### DATA SHOWN

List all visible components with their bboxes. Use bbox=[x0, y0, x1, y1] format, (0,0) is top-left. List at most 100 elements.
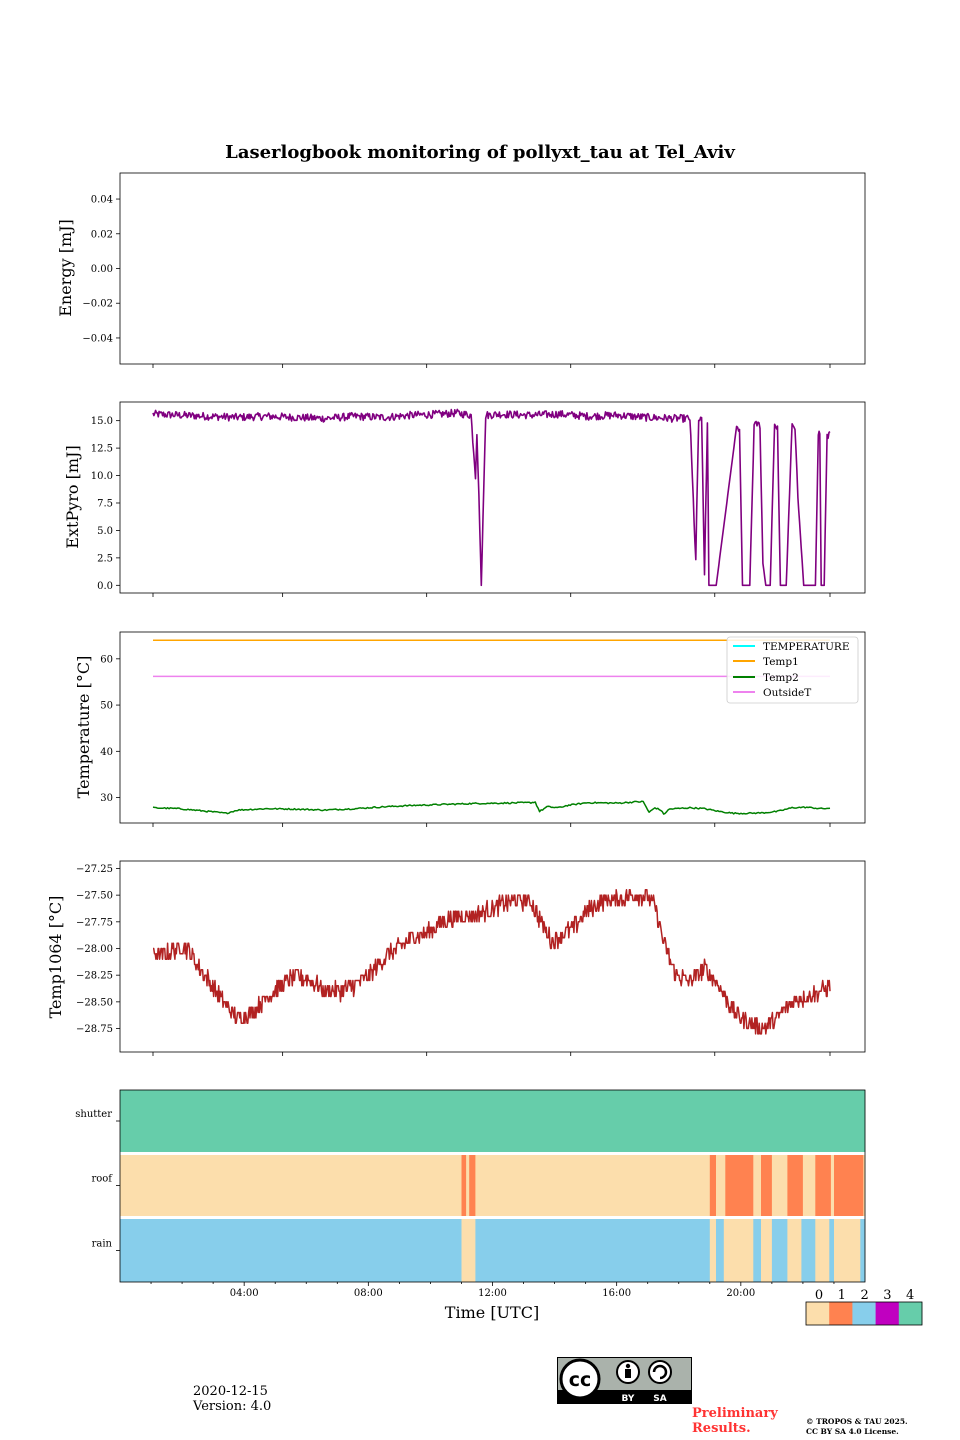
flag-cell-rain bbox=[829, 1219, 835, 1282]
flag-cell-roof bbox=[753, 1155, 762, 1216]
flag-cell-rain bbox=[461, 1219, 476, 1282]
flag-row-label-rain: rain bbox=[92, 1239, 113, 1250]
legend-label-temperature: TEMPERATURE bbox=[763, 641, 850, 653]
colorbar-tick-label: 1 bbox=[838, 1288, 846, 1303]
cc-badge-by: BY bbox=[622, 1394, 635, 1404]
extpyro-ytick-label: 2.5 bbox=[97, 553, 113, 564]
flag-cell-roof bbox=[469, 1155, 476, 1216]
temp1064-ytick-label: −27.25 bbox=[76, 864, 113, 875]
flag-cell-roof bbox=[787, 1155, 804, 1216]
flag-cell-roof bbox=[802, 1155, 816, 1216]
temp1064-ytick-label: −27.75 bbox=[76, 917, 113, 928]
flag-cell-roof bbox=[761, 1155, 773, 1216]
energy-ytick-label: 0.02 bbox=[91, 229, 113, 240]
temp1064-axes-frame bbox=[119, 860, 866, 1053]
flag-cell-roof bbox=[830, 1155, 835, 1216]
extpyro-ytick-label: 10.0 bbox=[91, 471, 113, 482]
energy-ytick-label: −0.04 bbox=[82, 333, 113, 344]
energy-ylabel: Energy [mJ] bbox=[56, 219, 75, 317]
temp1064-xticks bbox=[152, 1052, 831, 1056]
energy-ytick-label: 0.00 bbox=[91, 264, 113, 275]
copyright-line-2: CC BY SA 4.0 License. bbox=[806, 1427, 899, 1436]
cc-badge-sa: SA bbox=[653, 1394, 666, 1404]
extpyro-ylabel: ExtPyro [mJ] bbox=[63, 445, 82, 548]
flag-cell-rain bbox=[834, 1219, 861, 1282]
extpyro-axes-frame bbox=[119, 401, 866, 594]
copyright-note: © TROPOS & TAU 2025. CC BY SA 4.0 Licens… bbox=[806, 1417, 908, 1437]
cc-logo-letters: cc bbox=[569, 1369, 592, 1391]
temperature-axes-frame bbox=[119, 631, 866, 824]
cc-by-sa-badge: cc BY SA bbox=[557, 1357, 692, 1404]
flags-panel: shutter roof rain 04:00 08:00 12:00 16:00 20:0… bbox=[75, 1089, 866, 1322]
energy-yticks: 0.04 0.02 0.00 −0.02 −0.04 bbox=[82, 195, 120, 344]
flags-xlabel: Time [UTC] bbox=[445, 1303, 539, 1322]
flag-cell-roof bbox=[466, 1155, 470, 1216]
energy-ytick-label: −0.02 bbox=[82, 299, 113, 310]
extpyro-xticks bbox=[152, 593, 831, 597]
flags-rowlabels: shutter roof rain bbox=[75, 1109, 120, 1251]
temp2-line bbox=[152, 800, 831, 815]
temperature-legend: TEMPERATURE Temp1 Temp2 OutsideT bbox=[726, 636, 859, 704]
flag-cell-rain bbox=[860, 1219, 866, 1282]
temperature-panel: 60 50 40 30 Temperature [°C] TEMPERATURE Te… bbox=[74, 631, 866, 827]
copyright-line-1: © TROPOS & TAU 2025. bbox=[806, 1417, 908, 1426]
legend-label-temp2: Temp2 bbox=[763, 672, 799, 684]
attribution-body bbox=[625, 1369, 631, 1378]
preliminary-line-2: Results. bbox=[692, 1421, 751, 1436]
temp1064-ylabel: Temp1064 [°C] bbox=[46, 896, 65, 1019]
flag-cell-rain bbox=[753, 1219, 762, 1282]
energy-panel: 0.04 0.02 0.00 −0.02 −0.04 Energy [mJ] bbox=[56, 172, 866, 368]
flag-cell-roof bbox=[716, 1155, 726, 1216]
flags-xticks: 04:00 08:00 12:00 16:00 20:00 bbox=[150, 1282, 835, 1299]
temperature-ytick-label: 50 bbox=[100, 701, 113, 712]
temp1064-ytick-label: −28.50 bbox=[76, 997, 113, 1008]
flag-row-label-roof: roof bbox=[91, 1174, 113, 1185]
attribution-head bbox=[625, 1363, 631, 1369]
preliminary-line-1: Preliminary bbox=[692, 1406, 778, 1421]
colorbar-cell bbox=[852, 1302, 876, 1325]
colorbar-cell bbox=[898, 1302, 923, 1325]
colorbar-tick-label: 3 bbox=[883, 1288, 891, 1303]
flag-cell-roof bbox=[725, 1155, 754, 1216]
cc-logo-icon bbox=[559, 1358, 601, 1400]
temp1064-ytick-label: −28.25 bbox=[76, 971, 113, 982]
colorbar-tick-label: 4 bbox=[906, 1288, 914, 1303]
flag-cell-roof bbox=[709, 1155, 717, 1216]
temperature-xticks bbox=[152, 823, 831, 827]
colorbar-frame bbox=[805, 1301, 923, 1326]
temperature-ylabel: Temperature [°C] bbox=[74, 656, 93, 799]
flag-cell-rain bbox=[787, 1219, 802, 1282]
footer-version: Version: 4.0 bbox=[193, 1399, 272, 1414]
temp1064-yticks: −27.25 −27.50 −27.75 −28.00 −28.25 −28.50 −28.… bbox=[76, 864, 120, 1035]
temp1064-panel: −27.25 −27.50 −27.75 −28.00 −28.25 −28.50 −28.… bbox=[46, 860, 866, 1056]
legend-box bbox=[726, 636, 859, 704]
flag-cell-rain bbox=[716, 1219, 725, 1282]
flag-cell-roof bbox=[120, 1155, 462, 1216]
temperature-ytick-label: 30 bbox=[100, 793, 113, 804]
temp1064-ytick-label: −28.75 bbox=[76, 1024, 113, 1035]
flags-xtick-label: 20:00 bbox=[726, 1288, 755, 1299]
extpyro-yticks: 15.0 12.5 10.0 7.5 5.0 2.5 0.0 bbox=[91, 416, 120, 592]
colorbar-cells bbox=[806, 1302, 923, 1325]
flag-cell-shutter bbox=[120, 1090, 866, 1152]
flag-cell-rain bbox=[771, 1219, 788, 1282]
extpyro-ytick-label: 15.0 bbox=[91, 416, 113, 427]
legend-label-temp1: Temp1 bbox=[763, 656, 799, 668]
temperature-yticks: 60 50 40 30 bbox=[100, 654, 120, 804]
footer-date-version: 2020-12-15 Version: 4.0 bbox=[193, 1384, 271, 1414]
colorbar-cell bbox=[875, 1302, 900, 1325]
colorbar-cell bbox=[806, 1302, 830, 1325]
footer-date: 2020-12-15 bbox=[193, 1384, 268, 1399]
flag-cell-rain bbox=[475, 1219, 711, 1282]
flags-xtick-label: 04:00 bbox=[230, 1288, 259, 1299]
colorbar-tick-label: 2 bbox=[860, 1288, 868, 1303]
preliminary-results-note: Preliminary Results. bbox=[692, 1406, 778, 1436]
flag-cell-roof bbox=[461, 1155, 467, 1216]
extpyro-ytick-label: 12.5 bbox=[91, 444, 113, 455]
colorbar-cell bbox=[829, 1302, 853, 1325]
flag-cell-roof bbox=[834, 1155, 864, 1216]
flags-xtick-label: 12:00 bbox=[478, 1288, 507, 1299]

######

TASK PROMPT -
Copy every line of the items above character for character, leaving out the pictures.

SOLUTION BELOW -
List all visible components with their bboxes. Use bbox=[x0, y0, x1, y1] format, (0,0) is top-left. List at most 100 elements.
flag-cell-rain bbox=[829, 1219, 835, 1282]
flag-cell-roof bbox=[753, 1155, 762, 1216]
flag-cell-rain bbox=[461, 1219, 476, 1282]
flag-row-label-rain: rain bbox=[92, 1239, 113, 1250]
legend-label-temperature: TEMPERATURE bbox=[763, 641, 850, 653]
colorbar-tick-label: 1 bbox=[838, 1288, 846, 1303]
cc-badge-by: BY bbox=[622, 1394, 635, 1404]
extpyro-ytick-label: 2.5 bbox=[97, 553, 113, 564]
flag-cell-roof bbox=[469, 1155, 476, 1216]
temp1064-ytick-label: −27.25 bbox=[76, 864, 113, 875]
flag-cell-roof bbox=[787, 1155, 804, 1216]
flag-cell-roof bbox=[802, 1155, 816, 1216]
temp1064-ytick-label: −27.75 bbox=[76, 917, 113, 928]
flag-cell-roof bbox=[761, 1155, 773, 1216]
energy-ytick-label: 0.02 bbox=[91, 229, 113, 240]
temp1064-axes-frame bbox=[119, 860, 866, 1053]
flag-cell-roof bbox=[830, 1155, 835, 1216]
extpyro-ytick-label: 10.0 bbox=[91, 471, 113, 482]
energy-ytick-label: −0.04 bbox=[82, 333, 113, 344]
energy-ylabel: Energy [mJ] bbox=[56, 219, 75, 317]
temp1064-xticks bbox=[152, 1052, 831, 1056]
energy-ytick-label: 0.00 bbox=[91, 264, 113, 275]
copyright-line-2: CC BY SA 4.0 License. bbox=[806, 1427, 899, 1436]
cc-badge-sa: SA bbox=[653, 1394, 666, 1404]
extpyro-ylabel: ExtPyro [mJ] bbox=[63, 445, 82, 548]
flag-cell-rain bbox=[834, 1219, 861, 1282]
extpyro-axes-frame bbox=[119, 401, 866, 594]
copyright-note: © TROPOS & TAU 2025. CC BY SA 4.0 Licens… bbox=[806, 1417, 908, 1437]
cc-logo-letters: cc bbox=[569, 1369, 592, 1391]
temperature-axes-frame bbox=[119, 631, 866, 824]
cc-by-sa-badge: cc BY SA bbox=[557, 1357, 692, 1404]
flags-panel: shutter roof rain 04:00 08:00 12:00 16:00 20:0… bbox=[75, 1089, 866, 1322]
energy-yticks: 0.04 0.02 0.00 −0.02 −0.04 bbox=[82, 195, 120, 344]
flags-xlabel: Time [UTC] bbox=[445, 1303, 539, 1322]
flag-cell-roof bbox=[466, 1155, 470, 1216]
energy-ytick-label: −0.02 bbox=[82, 299, 113, 310]
extpyro-xticks bbox=[152, 593, 831, 597]
flags-rowlabels: shutter roof rain bbox=[75, 1109, 120, 1251]
temp2-line bbox=[152, 800, 831, 815]
temperature-legend: TEMPERATURE Temp1 Temp2 OutsideT bbox=[726, 636, 859, 704]
flag-cell-rain bbox=[860, 1219, 866, 1282]
temperature-panel: 60 50 40 30 Temperature [°C] TEMPERATURE Te… bbox=[74, 631, 866, 827]
copyright-line-1: © TROPOS & TAU 2025. bbox=[806, 1417, 908, 1426]
legend-label-temp2: Temp2 bbox=[763, 672, 799, 684]
attribution-body bbox=[625, 1369, 631, 1378]
preliminary-line-2: Results. bbox=[692, 1421, 751, 1436]
temp1064-ylabel: Temp1064 [°C] bbox=[46, 896, 65, 1019]
flag-cell-rain bbox=[753, 1219, 762, 1282]
energy-panel: 0.04 0.02 0.00 −0.02 −0.04 Energy [mJ] bbox=[56, 172, 866, 368]
flag-cell-roof bbox=[716, 1155, 726, 1216]
flags-xticks: 04:00 08:00 12:00 16:00 20:00 bbox=[150, 1282, 835, 1299]
temperature-ytick-label: 50 bbox=[100, 701, 113, 712]
temp1064-ytick-label: −28.50 bbox=[76, 997, 113, 1008]
flag-row-label-roof: roof bbox=[91, 1174, 113, 1185]
attribution-head bbox=[625, 1363, 631, 1369]
preliminary-line-1: Preliminary bbox=[692, 1406, 778, 1421]
colorbar-cell bbox=[852, 1302, 876, 1325]
colorbar-cell bbox=[898, 1302, 923, 1325]
colorbar-tick-label: 3 bbox=[883, 1288, 891, 1303]
flag-cell-roof bbox=[725, 1155, 754, 1216]
cc-logo-icon bbox=[559, 1358, 601, 1400]
temp1064-ytick-label: −28.25 bbox=[76, 971, 113, 982]
colorbar-tick-label: 4 bbox=[906, 1288, 914, 1303]
flag-cell-roof bbox=[709, 1155, 717, 1216]
temperature-xticks bbox=[152, 823, 831, 827]
colorbar-frame bbox=[805, 1301, 923, 1326]
temperature-ylabel: Temperature [°C] bbox=[74, 656, 93, 799]
flag-cell-rain bbox=[787, 1219, 802, 1282]
footer-version: Version: 4.0 bbox=[193, 1399, 272, 1414]
temp1064-yticks: −27.25 −27.50 −27.75 −28.00 −28.25 −28.50 −28.… bbox=[76, 864, 120, 1035]
temp1064-panel: −27.25 −27.50 −27.75 −28.00 −28.25 −28.50 −28.… bbox=[46, 860, 866, 1056]
legend-box bbox=[726, 636, 859, 704]
flag-cell-rain bbox=[716, 1219, 725, 1282]
flag-cell-roof bbox=[120, 1155, 462, 1216]
temperature-ytick-label: 30 bbox=[100, 793, 113, 804]
temp1064-ytick-label: −28.75 bbox=[76, 1024, 113, 1035]
flags-xtick-label: 20:00 bbox=[726, 1288, 755, 1299]
extpyro-yticks: 15.0 12.5 10.0 7.5 5.0 2.5 0.0 bbox=[91, 416, 120, 592]
colorbar-cells bbox=[806, 1302, 923, 1325]
flag-cell-shutter bbox=[120, 1090, 866, 1152]
flag-cell-rain bbox=[771, 1219, 788, 1282]
extpyro-ytick-label: 15.0 bbox=[91, 416, 113, 427]
legend-label-temp1: Temp1 bbox=[763, 656, 799, 668]
temperature-yticks: 60 50 40 30 bbox=[100, 654, 120, 804]
footer-date-version: 2020-12-15 Version: 4.0 bbox=[193, 1384, 271, 1414]
colorbar-cell bbox=[875, 1302, 900, 1325]
colorbar-cell bbox=[806, 1302, 830, 1325]
footer-date: 2020-12-15 bbox=[193, 1384, 268, 1399]
flag-cell-rain bbox=[475, 1219, 711, 1282]
flags-xtick-label: 04:00 bbox=[230, 1288, 259, 1299]
colorbar-tick-label: 2 bbox=[860, 1288, 868, 1303]
preliminary-results-note: Preliminary Results. bbox=[692, 1406, 778, 1436]
flag-cell-roof bbox=[461, 1155, 467, 1216]
extpyro-ytick-label: 12.5 bbox=[91, 444, 113, 455]
colorbar-cell bbox=[829, 1302, 853, 1325]
flag-cell-roof bbox=[834, 1155, 864, 1216]
flags-xtick-label: 12:00 bbox=[478, 1288, 507, 1299]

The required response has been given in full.